(Stored records)
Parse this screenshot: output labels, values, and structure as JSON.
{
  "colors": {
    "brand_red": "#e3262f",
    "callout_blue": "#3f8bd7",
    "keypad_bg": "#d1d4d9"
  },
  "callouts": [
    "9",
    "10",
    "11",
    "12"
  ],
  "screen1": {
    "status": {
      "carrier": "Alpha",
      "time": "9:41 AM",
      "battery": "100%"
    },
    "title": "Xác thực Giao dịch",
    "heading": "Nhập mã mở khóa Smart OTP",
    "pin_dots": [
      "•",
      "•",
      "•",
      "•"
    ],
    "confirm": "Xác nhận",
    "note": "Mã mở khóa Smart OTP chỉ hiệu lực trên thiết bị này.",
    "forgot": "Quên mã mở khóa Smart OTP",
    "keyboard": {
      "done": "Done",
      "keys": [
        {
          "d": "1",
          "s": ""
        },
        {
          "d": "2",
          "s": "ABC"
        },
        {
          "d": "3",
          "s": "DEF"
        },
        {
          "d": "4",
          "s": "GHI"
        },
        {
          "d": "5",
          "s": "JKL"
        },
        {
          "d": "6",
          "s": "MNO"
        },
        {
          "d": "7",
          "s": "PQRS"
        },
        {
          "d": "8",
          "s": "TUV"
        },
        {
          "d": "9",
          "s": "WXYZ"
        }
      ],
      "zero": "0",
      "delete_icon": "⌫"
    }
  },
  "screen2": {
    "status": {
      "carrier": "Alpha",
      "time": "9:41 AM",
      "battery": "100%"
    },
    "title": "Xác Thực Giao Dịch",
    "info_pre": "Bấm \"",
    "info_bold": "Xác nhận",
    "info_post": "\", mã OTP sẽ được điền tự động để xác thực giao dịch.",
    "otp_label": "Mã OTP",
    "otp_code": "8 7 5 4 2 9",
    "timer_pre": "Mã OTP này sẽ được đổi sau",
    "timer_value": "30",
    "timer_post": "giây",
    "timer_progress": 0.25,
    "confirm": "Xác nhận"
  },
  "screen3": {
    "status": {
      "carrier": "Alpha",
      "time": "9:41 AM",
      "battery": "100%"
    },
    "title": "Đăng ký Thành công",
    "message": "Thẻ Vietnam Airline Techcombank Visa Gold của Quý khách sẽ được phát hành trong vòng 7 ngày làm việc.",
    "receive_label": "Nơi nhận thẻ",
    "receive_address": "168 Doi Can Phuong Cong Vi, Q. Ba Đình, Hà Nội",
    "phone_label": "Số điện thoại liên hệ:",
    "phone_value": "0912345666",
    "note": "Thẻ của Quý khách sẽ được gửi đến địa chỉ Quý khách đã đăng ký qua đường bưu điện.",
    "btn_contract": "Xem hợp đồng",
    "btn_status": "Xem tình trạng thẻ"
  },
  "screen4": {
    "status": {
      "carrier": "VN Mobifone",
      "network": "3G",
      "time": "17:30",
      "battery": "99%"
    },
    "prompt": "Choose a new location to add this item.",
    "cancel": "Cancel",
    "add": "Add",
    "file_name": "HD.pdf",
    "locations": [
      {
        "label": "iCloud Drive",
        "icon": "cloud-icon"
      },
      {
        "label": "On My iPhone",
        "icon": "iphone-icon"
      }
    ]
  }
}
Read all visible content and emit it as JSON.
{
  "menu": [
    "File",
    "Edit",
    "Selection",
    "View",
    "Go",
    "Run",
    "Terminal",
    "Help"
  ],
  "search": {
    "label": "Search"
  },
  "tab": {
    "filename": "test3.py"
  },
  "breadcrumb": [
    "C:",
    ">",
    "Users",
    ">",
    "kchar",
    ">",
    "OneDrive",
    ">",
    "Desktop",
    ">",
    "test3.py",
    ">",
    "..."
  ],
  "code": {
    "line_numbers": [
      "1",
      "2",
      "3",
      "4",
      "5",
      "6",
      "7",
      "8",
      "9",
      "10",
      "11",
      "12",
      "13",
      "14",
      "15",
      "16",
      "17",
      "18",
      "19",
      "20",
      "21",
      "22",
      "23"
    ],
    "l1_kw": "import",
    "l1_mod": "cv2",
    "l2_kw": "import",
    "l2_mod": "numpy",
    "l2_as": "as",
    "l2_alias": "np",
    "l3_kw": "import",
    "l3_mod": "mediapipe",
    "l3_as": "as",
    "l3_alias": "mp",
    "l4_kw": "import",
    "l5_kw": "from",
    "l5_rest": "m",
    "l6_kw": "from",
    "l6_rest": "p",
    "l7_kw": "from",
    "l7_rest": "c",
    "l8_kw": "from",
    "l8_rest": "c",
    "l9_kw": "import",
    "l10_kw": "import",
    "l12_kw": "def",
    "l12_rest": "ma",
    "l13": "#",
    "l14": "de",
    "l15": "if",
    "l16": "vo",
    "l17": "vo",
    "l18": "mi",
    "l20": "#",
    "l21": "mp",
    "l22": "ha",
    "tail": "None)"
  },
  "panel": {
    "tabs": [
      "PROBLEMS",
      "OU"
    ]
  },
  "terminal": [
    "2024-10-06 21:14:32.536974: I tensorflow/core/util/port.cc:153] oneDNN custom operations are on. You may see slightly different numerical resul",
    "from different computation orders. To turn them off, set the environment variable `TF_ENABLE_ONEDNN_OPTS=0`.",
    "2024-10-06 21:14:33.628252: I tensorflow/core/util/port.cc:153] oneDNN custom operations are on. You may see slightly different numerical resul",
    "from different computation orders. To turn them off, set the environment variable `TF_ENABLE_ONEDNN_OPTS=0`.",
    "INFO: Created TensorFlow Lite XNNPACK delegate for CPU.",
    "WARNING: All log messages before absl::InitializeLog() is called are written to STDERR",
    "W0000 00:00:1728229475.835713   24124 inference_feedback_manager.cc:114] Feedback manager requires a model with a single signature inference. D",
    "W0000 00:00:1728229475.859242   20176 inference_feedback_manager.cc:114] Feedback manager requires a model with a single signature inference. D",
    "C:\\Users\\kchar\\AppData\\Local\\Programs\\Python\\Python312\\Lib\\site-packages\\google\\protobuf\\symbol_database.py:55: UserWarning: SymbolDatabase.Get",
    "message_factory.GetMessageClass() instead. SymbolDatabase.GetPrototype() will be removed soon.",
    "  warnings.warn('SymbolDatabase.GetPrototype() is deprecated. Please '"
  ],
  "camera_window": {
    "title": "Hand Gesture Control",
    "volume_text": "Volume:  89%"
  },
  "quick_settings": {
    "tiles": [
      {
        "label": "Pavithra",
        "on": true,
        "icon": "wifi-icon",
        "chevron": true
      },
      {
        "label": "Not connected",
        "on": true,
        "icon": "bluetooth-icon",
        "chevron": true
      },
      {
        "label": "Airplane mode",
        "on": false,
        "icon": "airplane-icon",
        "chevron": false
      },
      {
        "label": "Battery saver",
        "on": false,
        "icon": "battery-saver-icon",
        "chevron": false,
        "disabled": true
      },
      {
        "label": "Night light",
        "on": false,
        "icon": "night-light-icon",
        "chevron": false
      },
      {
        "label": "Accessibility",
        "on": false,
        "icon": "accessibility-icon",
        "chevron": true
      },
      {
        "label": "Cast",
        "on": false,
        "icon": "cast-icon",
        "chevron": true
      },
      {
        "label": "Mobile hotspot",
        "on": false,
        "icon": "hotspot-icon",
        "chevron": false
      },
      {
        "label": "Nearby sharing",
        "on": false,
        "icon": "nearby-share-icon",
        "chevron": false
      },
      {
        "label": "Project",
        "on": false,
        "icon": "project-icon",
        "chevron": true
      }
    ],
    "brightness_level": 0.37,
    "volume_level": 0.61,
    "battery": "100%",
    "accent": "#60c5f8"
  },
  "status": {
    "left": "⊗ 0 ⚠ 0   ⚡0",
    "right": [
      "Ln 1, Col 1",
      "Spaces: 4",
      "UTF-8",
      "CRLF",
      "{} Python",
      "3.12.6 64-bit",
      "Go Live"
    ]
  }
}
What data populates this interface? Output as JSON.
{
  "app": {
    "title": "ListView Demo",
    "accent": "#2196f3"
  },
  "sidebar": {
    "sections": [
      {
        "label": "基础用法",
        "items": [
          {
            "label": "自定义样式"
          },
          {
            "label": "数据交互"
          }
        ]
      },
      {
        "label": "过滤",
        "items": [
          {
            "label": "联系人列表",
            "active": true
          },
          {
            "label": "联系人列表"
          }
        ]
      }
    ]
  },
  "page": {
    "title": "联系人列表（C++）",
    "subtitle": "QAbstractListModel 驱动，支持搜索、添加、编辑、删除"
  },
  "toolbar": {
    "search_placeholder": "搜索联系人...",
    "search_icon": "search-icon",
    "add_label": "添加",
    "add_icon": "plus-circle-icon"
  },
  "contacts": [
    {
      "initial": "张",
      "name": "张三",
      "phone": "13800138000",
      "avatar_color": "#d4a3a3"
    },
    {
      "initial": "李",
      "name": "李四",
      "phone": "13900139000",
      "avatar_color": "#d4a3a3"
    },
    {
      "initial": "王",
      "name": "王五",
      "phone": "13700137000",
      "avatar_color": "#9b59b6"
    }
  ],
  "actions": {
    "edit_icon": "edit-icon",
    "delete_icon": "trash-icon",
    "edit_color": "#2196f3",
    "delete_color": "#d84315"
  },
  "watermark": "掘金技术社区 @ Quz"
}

◆ Required task
Write out exactly the lines starting with the one that holds "What data populates" and running through the last line above.

◆ Written answer
What data populates this interface? Output as JSON.
{
  "app": {
    "title": "ListView Demo",
    "accent": "#2196f3"
  },
  "sidebar": {
    "sections": [
      {
        "label": "基础用法",
        "items": [
          {
            "label": "自定义样式"
          },
          {
            "label": "数据交互"
          }
        ]
      },
      {
        "label": "过滤",
        "items": [
          {
            "label": "联系人列表",
            "active": true
          },
          {
            "label": "联系人列表"
          }
        ]
      }
    ]
  },
  "page": {
    "title": "联系人列表（C++）",
    "subtitle": "QAbstractListModel 驱动，支持搜索、添加、编辑、删除"
  },
  "toolbar": {
    "search_placeholder": "搜索联系人...",
    "search_icon": "search-icon",
    "add_label": "添加",
    "add_icon": "plus-circle-icon"
  },
  "contacts": [
    {
      "initial": "张",
      "name": "张三",
      "phone": "13800138000",
      "avatar_color": "#d4a3a3"
    },
    {
      "initial": "李",
      "name": "李四",
      "phone": "13900139000",
      "avatar_color": "#d4a3a3"
    },
    {
      "initial": "王",
      "name": "王五",
      "phone": "13700137000",
      "avatar_color": "#9b59b6"
    }
  ],
  "actions": {
    "edit_icon": "edit-icon",
    "delete_icon": "trash-icon",
    "edit_color": "#2196f3",
    "delete_color": "#d84315"
  },
  "watermark": "掘金技术社区 @ Quz"
}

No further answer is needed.